> Consignes écrites:
1 - Pouvez-vous transcrire, dans la chronique sur « La petite conformiste », tout ce qui va de « Qu'il est bon, le temps d'une lecture, de retrouver » jusqu'à « son âge aussi. » ?
2 - Pourriez-vous prolonger la chronique sur « La petite conformiste » en reprenant juste après sa dernière phrase ?

··· Extrait proposé

Allez, c'est parti pour une nouvelle aventure, celle du Prix du roman Cezam 2020.
Après :
Né d'aucune femme de Franck BOUYSSE, lauréat du Prix des Lectrices Elle 2019,
Opus 77 d'Alexis RAGOUGNEAU
Vigile de Hyam ZAYTOUN
place à "La petite conformiste" d'Ingrid SEYMAN, un premier roman haut en couleurs publié aux éditions Philippe REY.
Qu'il est bon, le temps d'une lecture, de retrouver son âme d'enfant, sa spontanéité, sa liberté de parole,
Qu'il est bon, le temps d'une lecture, de regarder les adultes se confronter à leurs propres contradictions, et d'en rire !
Dans la famille, je demande la fille. Bonne pioche. C'est Esther, elle est née à Marseille dans les années 1970.
Je demande le frère. Bonne pioche. Voilà Jérémy, le fils cadet, hyperactif, qui vit avec un sparadrap sur un verre de lunette. Il est roux, un brin décalé avec le reste de la famille, et tous les autres enfants de son âge aussi.
Je demande la mère. Bonne pioche. Babeth est secrétaire de Mairie, une fonctionnaire soixante-huitarde.
Je demande le père. Bonne pioche. Patrick, Juif, pied-noir, il est originaire d'Algérie. Il pallie l'angoisse d'une shoah bis à coup de listes qui pourrissent littéralement toute la vie de famille. Ah, une précision, dans cette maison, tout le monde vit nu. L'effet 68 !
Je demande la grand-mère. Bonne pioche. Fortunée elle s'appelle, une vraie prédisposition à la richesse construite avec un magasin de confection à Souk-Ahras.
Je demande le grand-père. Bonne pioche. Isaac, lui s'efface derrière l'exubérance de son épouse.

······
··· Informations fournies

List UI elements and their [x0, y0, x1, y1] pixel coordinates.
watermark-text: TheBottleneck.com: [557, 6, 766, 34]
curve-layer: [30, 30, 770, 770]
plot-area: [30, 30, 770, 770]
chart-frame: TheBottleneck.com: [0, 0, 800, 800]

······

> Résultats par consigne:
1 -
Qu'il est bon, le temps d'une lecture, de retrouver son âme d'enfant, sa spontanéité, sa liberté de parole,
Qu'il est bon, le temps d'une lecture, de regarder les adultes se confronter à leurs propres contradictions, et d'en rire !
Dans la famille, je demande la fille. Bonne pioche. C'est Esther, elle est née à Marseille dans les années 1970.
Je demande le frère. Bonne pioche. Voilà Jérémy, le fils cadet, hyperactif, qui vit avec un sparadrap sur un verre de lunette. Il est roux, un brin décalé avec le reste de la famille, et tous les autres enfants de son âge aussi.

2 -
Voilà un joli portrait de famille qui ne va pas manquer d'être éclaboussé par l'entrée d'Esther à l'école privée. Oui, oui, vous avez bien compris, celles et ceux qui interdisent d'interdire, qui se fichent de la religion, vont finalement inscrire leur fille dans une école catholique, la faute au petit Jérémy que l'école publique ne saurait calmer !
La narration à la première personne à travers les yeux d’Esther est un jubilé de fraîcheur et de vivacité. La petite n'a pas sa langue dans sa poche, elle qui est la seule "conformiste" de la maison et qui questionne tous les faits et gestes des parents et grands-parents, mais aussi ceux des parents de ses amies, des bourgeois capitalistes, un virage à 180° avec l'éducation qu'elle a reçue.
Les engueulades entre eux surgissaient donc comme par magie, à la manière d'un film d'action qu'on aurait pris en cours de route. P. 77
Derrière le côté drôle et ingénu se cache pourtant une face beaucoup plus grave.
Il y a bien sûr le passé lourd de la famille, l'exil lié à la guerre d'Algérie et l'arrivée de cette famille en France. Il y a aussi l'antisémitisme et la crainte absolue de voir de nouveaux faits perpétrés.
Ingrid SEYMAN, dans ce premier roman, croque les clichés à pleines dents et nous livre rien de moins qu’une satire de notre société parfaitement déguisée. La prose est attendrissante et le rythme palpitant.
L'intérêt des Prix littéraires, c'est bien de nous emmener en dehors des sentiers battus. Pari réussi avec cette petite cure de jouvence qui a le mérite de remettre les points sur les i et les barres au t !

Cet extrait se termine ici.